Written instruction: Return the lines that run from the line containing "Read out every word on this page." through the end of the entries, both ends included. Leave out all pictures.

Records shown:
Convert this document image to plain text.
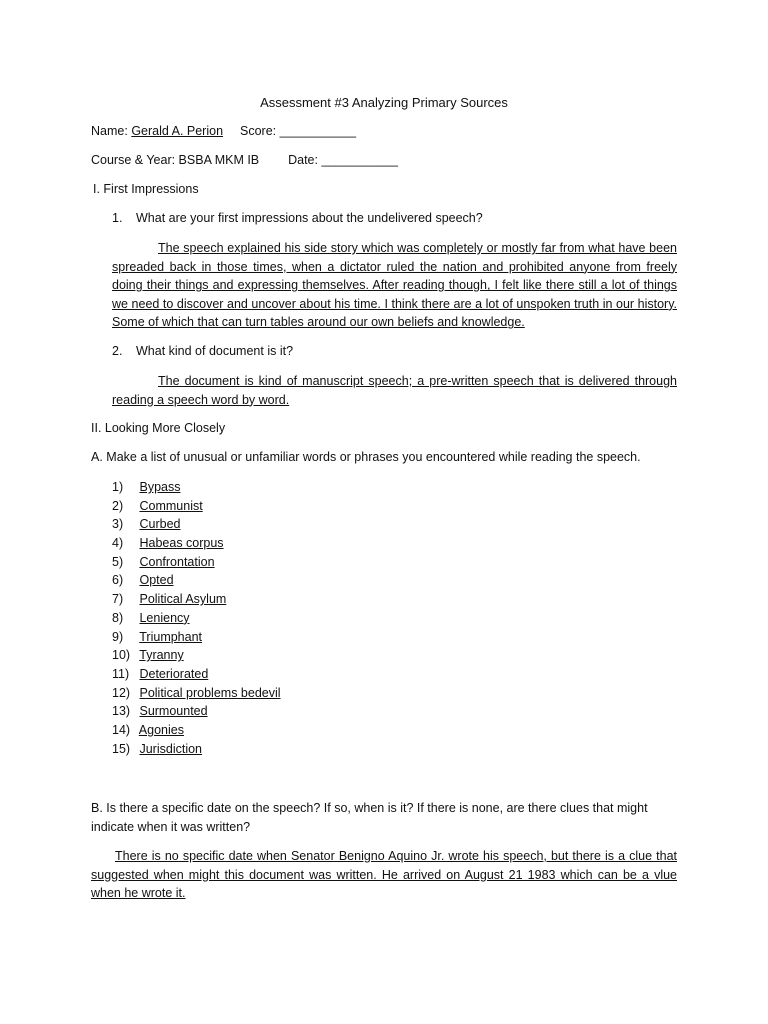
Assessment #3 Analyzing Primary Sources
Name: Gerald A. Perion Score: ___________
Course & Year: BSBA MKM IB Date: ___________
I. First Impressions
1. What are your first impressions about the undelivered speech?
The speech explained his side story which was completely or mostly far from what have been spreaded back in those times, when a dictator ruled the nation and prohibited anyone from freely doing their things and expressing themselves. After reading though, I felt like there still a lot of things we need to discover and uncover about his time. I think there are a lot of unspoken truth in our history. Some of which that can turn tables around our own beliefs and knowledge.
2. What kind of document is it?
The document is kind of manuscript speech; a pre-written speech that is delivered through reading a speech word by word.
II. Looking More Closely
A. Make a list of unusual or unfamiliar words or phrases you encountered while reading the speech.
1) Bypass
2) Communist
3) Curbed
4) Habeas corpus
5) Confrontation
6) Opted
7) Political Asylum
8) Leniency
9) Triumphant
10) Tyranny
11) Deteriorated
12) Political problems bedevil
13) Surmounted
14) Agonies
15) Jurisdiction
B. Is there a specific date on the speech? If so, when is it? If there is none, are there clues that might indicate when it was written?
There is no specific date when Senator Benigno Aquino Jr. wrote his speech, but there is a clue that suggested when might this document was written. He arrived on August 21 1983 which can be a vlue when he wrote it.
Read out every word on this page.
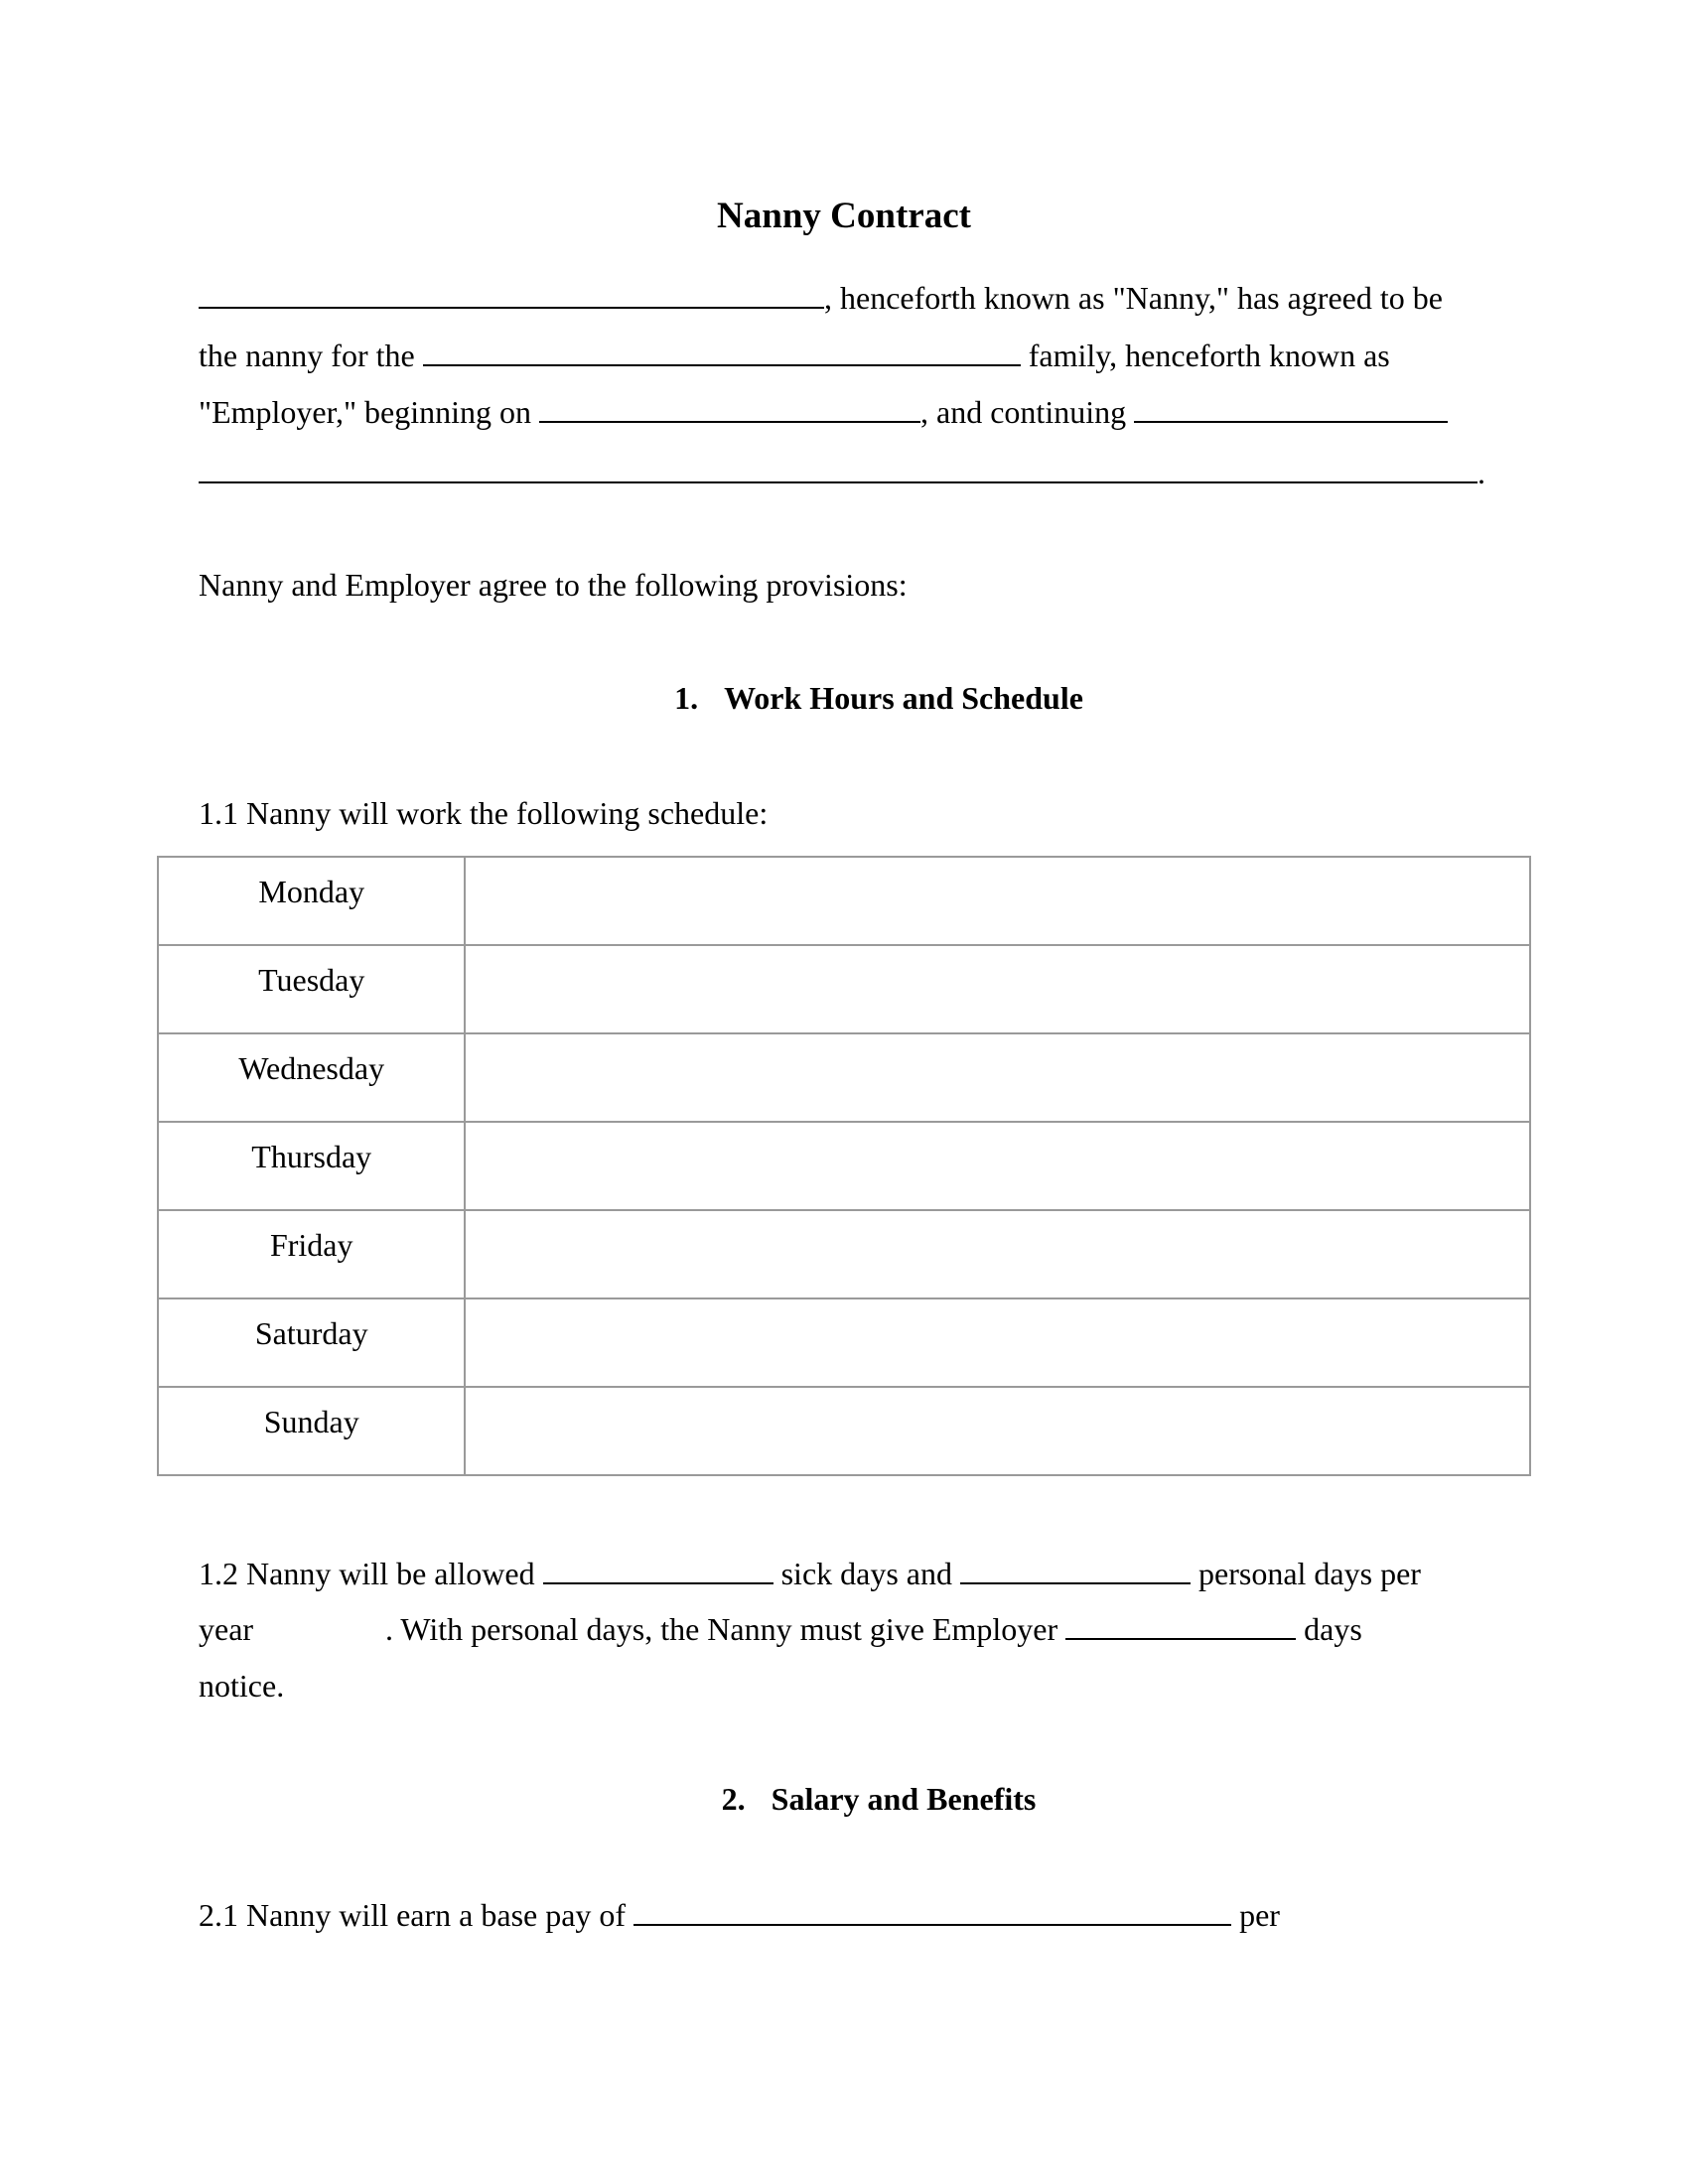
Nanny Contract
, henceforth known as "Nanny," has agreed to be
the nanny for the	family, henceforth known as
"Employer," beginning on	, and continuing
.
Nanny and Employer agree to the following provisions:
1. Work Hours and Schedule
1.1 Nanny will work the following schedule:
Monday	
Tuesday	
Wednesday	
Thursday	
Friday	
Saturday	
Sunday	
1.2 Nanny will be allowed	sick days and	personal days per
year	. With personal days, the Nanny must give Employer	days
notice.
2. Salary and Benefits
2.1 Nanny will earn a base pay of	per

Response:
Read out every word on this page.
Nanny Contract
, henceforth known as "Nanny," has agreed to be
the nanny for the	family, henceforth known as
"Employer," beginning on	, and continuing
.
Nanny and Employer agree to the following provisions:
1. Work Hours and Schedule
1.1 Nanny will work the following schedule:
Monday	
Tuesday	
Wednesday	
Thursday	
Friday	
Saturday	
Sunday	
1.2 Nanny will be allowed	sick days and	personal days per
year	. With personal days, the Nanny must give Employer	days
notice.
2. Salary and Benefits
2.1 Nanny will earn a base pay of	per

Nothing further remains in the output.